GIVEN TEXT:
◆ ◆ ◆
Armadillo Cuisine: Cooking a Hoover Hog
Armadillos are an overlooked food animal, not protected by law, available throughout the year, and good tasting. And they have been expanding their range, with some found as far north as northern Missouri and Oregon. There’s an armadillo near you.
That said let’s take care of a persistent rumor. A 2008 study put to rest the belief that you can get leprosy from eating armadillo. Of some 2500 armadillos caught and tested in Florida, none had leprosy. And for many years researchers were hard pressed to find someone in the United States with leprosy who had actually been in physical contact with armadillos in the United States. This changed in 2015 with several cases reported in Florida, some involving contact. However means of transmission are vague and 95% of people are resistant to leprosy. For years the position has been there is no correlation between hunting armadillos, cleaning them or eating them and having leprosy. In fact traveling to Mexico increased your chances of leprosy more than Armadillos did. Armadillos can occasionally have leprosy — the only other mammal that can get it — but thorough cooking would take care of the problem if it occurred. So there is a bit of a mystery and a bit of risk. The solution, if one is going to eat armadillo, is to take precautions cleaning said and cooking thoroughly.
Armadillos eat the little invertebrates that live just under the leaf litter of shady forests. On their list of favorites are earth worms, grubs, beetle larvae, mole crickets, army worms, termites, yellow jackets, cockroaches, wasps, flies, grasshoppers, ant larvae and, for some reason, they also love egg shells. They have 40 peg-like teeth in the back of the mouth — read they can’t bite you — and pig-like snout digging out wiggly delectables. Stay away from their claws, however. Those can hurt. It’s been estimated that one armadillo can eat up to 40,000 ants in one meal. That’s four pounds of bugs a week, or 200 pounds each year. The entire population of North American armadillos is estimated to eat more than six billion pounds of insects per year. They’re good to have around.
There are 20 species of armadillos, including the three, six, and nine-banded armadillos. They’re named for the number of bands in their armor. The nine-banded armadillo (which has six species) is the only one to range into the United States. The nine-banded armadillos were first reported in the United States in 1849 (not 1949 as some copycat sites say.) John James Audubon, who was known more in his day as a hunter than a naturalist, noted them in Texas in 1854. For more on Audubon, see Geiger Tree.
The nine-banded armadillo mates — missionary style — as early as July and as late as December and gives birth during the months of March and April, when not stressed or when climate conditions are at there best. They give birth to four identical young, quadruplets of the same sex . Full size they weight 8 to 17 pounds. Armadillos are prolific and there is an estimated 50 million of them in the United States. Fire up the barbie! The Nine-banded Armadillo is also the most numerous armadillo. They’re known by a variety of local names. Armado in Guatemala and Panama. Cachicamo in Venezuela, Carachupa in Peru, Cusuco in Costa Rica, Kapasi in Suriname, , in Argentina, and Tatu Galinha in Brazil.
◆ ◆ ◆
(Records from a data collection)
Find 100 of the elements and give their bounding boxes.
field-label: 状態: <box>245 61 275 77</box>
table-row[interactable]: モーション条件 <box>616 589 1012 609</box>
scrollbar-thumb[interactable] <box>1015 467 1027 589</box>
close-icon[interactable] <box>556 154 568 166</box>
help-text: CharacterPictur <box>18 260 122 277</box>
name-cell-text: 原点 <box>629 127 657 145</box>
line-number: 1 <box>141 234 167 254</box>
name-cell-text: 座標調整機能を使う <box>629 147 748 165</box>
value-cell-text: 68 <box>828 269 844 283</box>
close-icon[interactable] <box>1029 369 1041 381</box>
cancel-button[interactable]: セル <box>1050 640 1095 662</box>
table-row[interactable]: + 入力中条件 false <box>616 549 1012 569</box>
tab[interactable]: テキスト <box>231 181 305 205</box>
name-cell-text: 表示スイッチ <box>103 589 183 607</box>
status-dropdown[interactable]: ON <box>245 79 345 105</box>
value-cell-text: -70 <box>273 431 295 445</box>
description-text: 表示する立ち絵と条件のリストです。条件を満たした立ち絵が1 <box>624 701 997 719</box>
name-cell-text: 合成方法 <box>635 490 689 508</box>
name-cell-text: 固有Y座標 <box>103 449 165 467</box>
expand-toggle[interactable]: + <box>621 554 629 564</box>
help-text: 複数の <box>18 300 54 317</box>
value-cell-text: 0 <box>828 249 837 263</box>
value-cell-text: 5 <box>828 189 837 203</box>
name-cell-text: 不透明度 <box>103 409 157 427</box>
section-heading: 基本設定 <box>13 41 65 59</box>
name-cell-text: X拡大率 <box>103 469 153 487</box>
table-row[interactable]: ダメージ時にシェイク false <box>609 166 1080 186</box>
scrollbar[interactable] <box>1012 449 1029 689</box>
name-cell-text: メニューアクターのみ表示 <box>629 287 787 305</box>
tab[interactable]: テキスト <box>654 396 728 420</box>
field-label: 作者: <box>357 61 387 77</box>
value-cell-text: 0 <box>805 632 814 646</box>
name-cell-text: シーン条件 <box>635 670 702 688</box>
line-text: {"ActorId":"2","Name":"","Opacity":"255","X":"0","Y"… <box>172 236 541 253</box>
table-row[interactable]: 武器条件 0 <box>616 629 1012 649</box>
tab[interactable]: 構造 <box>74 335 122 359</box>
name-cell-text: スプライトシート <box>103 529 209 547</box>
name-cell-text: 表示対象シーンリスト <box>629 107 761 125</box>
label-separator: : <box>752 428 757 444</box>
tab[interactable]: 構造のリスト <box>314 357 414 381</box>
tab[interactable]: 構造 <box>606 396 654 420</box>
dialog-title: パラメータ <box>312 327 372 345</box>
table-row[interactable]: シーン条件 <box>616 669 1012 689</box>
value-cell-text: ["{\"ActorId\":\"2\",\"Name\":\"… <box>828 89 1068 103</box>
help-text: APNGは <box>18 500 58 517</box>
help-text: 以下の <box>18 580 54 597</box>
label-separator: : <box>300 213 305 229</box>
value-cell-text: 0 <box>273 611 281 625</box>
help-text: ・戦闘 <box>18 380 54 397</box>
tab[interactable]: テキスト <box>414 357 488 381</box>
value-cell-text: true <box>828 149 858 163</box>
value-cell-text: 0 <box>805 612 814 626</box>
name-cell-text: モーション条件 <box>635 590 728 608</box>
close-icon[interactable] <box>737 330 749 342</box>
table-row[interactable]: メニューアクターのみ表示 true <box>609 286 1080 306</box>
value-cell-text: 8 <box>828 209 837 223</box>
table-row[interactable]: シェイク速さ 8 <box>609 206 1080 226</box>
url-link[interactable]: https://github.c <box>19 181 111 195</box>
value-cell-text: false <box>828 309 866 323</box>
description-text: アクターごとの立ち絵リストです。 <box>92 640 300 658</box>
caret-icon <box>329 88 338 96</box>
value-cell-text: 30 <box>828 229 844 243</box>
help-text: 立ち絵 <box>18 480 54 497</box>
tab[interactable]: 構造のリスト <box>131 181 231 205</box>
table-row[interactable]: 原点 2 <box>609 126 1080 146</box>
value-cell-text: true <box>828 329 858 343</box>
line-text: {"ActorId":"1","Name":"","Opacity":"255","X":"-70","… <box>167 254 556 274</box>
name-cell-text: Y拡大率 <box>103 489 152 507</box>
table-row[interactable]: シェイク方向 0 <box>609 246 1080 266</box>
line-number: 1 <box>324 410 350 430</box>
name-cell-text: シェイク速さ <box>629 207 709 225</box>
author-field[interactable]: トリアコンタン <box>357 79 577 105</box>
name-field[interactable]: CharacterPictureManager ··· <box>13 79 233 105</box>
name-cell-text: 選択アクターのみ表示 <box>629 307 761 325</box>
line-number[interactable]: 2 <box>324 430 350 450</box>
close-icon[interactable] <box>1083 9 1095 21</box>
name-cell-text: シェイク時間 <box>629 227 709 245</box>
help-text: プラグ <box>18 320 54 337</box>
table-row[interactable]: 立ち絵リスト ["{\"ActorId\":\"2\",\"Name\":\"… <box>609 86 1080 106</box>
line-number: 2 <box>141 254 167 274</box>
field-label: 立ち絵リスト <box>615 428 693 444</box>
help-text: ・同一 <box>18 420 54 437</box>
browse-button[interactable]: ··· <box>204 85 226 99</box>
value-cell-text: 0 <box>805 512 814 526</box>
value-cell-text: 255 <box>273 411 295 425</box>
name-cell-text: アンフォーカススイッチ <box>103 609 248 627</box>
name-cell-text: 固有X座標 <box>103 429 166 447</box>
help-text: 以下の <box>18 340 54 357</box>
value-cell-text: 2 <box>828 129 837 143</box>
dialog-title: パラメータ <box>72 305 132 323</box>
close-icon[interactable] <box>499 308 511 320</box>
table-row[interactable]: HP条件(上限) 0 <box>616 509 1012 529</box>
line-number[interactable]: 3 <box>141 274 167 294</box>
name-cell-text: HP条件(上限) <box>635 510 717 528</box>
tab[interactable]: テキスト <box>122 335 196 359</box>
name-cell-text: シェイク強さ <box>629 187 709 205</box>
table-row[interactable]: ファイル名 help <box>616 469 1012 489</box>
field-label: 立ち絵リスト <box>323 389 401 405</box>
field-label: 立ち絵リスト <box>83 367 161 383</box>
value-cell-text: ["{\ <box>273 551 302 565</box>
◆ ◆ ◆
WHAT YOU NEED TO DO:
(1) Name every U.S. state mentioned in the armadillo article.
(2) Reproduce the passage of the armadillo article from "There are 20" up to and including "see Geiger Tree.", substituting "ornithologist" for "naturalist".
The data bear no relation to the armadillo article.

EXERCISE SOLUTIONS:
(1) Missouri, Oregon, Florida, Texas

(2)
There are 20 species of armadillos, including the three, six, and nine-banded armadillos. They’re named for the number of bands in their armor. The nine-banded armadillo (which has six species) is the only one to range into the United States. The nine-banded armadillos were first reported in the United States in 1849 (not 1949 as some copycat sites say.) John James Audubon, who was known more in his day as a hunter than a ornithologist, noted them in Texas in 1854. For more on Audubon, see Geiger Tree.